The request
Reproduce the following records exactly from the line containing "What data populates" onward, ending with the last line and including it.

Task inputs
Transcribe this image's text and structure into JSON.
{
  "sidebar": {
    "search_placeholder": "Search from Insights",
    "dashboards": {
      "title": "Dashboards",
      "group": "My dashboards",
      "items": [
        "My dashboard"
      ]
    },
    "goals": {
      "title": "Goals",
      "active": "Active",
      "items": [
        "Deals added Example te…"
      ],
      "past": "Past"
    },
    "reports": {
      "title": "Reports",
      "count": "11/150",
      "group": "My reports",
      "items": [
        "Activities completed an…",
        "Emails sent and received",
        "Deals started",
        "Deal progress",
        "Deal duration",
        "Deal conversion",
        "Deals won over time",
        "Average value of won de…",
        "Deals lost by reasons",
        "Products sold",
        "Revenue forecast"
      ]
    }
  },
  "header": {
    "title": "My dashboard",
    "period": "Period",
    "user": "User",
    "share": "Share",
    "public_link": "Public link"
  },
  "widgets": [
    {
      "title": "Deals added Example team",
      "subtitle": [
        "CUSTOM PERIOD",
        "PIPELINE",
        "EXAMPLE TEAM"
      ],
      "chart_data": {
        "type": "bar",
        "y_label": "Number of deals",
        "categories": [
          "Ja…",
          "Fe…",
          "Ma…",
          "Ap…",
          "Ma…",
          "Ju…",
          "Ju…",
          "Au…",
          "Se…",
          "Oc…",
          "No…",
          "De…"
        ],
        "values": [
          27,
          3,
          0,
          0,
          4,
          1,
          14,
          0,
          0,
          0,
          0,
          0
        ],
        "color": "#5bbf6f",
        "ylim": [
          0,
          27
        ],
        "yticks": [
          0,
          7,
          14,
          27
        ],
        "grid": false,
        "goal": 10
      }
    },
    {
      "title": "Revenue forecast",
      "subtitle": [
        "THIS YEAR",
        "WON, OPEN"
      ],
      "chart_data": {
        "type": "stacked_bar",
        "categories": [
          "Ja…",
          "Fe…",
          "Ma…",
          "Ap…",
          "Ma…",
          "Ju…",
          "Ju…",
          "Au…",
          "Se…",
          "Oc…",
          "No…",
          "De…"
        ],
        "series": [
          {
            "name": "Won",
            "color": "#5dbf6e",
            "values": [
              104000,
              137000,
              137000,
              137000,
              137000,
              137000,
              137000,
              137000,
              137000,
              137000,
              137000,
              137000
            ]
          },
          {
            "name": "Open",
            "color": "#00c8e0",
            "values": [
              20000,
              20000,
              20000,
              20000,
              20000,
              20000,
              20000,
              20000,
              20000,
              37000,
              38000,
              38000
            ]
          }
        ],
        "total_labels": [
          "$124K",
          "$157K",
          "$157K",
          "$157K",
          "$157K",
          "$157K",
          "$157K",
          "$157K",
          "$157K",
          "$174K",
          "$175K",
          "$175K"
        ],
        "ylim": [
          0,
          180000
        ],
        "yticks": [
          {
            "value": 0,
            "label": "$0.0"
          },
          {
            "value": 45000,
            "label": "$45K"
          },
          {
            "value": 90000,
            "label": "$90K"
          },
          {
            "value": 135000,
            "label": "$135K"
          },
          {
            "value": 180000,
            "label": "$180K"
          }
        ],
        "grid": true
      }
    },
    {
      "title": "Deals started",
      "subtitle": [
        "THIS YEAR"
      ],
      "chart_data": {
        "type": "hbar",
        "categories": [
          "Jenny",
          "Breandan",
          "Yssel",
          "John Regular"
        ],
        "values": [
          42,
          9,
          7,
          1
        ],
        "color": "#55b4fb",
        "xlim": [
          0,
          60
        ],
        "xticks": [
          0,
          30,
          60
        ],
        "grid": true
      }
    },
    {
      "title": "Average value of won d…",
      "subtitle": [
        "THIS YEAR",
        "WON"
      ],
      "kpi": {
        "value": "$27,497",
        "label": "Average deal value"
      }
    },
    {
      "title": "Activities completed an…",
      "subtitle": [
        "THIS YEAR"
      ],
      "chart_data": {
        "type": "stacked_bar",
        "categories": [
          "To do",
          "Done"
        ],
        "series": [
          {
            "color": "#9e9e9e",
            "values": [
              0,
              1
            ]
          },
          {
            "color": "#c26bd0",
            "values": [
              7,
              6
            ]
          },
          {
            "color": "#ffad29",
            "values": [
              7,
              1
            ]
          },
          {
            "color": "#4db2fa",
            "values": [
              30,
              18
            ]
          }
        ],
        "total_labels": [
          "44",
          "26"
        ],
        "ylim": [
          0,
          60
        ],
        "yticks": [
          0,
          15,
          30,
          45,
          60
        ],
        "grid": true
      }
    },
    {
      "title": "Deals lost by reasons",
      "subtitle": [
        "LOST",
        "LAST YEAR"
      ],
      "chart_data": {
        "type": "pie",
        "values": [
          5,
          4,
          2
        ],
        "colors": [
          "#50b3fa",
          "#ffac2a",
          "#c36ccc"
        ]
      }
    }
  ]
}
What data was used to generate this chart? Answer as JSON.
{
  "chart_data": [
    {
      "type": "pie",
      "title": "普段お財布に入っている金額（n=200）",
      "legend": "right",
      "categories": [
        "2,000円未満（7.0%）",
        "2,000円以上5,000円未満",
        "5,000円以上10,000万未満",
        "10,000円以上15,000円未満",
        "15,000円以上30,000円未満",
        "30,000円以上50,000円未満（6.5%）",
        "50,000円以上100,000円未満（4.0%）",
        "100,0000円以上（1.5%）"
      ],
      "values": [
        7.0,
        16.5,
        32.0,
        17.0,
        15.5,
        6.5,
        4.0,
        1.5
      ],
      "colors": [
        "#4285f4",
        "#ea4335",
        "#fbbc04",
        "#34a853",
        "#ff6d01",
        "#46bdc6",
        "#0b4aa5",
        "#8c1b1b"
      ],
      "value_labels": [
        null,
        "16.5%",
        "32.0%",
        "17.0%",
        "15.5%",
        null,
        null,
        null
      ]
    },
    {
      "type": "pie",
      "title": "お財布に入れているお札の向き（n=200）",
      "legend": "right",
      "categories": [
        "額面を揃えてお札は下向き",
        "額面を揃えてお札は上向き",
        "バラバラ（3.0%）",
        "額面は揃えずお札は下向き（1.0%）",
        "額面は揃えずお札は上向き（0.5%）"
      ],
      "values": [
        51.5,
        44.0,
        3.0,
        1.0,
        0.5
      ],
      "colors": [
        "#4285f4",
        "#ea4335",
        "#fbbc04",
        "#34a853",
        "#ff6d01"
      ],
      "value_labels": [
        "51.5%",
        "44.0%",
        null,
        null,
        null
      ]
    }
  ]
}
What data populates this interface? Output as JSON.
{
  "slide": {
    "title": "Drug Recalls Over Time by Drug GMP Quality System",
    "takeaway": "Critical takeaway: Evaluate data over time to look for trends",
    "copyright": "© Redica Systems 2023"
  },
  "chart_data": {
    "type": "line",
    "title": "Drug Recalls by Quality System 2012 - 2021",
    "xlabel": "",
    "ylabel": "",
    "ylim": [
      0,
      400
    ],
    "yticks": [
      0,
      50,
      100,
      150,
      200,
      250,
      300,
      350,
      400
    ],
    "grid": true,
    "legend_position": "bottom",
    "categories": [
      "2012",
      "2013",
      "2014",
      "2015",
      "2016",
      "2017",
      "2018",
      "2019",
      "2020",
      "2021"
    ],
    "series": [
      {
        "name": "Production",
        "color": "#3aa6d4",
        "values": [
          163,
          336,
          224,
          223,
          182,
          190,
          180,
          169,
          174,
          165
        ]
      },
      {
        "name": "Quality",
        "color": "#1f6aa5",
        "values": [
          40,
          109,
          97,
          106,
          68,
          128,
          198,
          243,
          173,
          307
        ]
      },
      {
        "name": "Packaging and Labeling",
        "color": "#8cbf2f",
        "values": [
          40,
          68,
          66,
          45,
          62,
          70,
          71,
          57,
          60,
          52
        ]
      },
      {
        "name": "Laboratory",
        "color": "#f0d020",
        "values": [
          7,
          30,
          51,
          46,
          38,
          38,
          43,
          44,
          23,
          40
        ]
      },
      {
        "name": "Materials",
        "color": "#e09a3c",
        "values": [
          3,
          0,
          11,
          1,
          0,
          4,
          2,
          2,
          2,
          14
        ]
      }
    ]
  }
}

Output for this task
What data populates this interface? Output as JSON.
{
  "slide": {
    "title": "Drug Recalls Over Time by Drug GMP Quality System",
    "takeaway": "Critical takeaway: Evaluate data over time to look for trends",
    "copyright": "© Redica Systems 2023"
  },
  "chart_data": {
    "type": "line",
    "title": "Drug Recalls by Quality System 2012 - 2021",
    "xlabel": "",
    "ylabel": "",
    "ylim": [
      0,
      400
    ],
    "yticks": [
      0,
      50,
      100,
      150,
      200,
      250,
      300,
      350,
      400
    ],
    "grid": true,
    "legend_position": "bottom",
    "categories": [
      "2012",
      "2013",
      "2014",
      "2015",
      "2016",
      "2017",
      "2018",
      "2019",
      "2020",
      "2021"
    ],
    "series": [
      {
        "name": "Production",
        "color": "#3aa6d4",
        "values": [
          163,
          336,
          224,
          223,
          182,
          190,
          180,
          169,
          174,
          165
        ]
      },
      {
        "name": "Quality",
        "color": "#1f6aa5",
        "values": [
          40,
          109,
          97,
          106,
          68,
          128,
          198,
          243,
          173,
          307
        ]
      },
      {
        "name": "Packaging and Labeling",
        "color": "#8cbf2f",
        "values": [
          40,
          68,
          66,
          45,
          62,
          70,
          71,
          57,
          60,
          52
        ]
      },
      {
        "name": "Laboratory",
        "color": "#f0d020",
        "values": [
          7,
          30,
          51,
          46,
          38,
          38,
          43,
          44,
          23,
          40
        ]
      },
      {
        "name": "Materials",
        "color": "#e09a3c",
        "values": [
          3,
          0,
          11,
          1,
          0,
          4,
          2,
          2,
          2,
          14
        ]
      }
    ]
  }
}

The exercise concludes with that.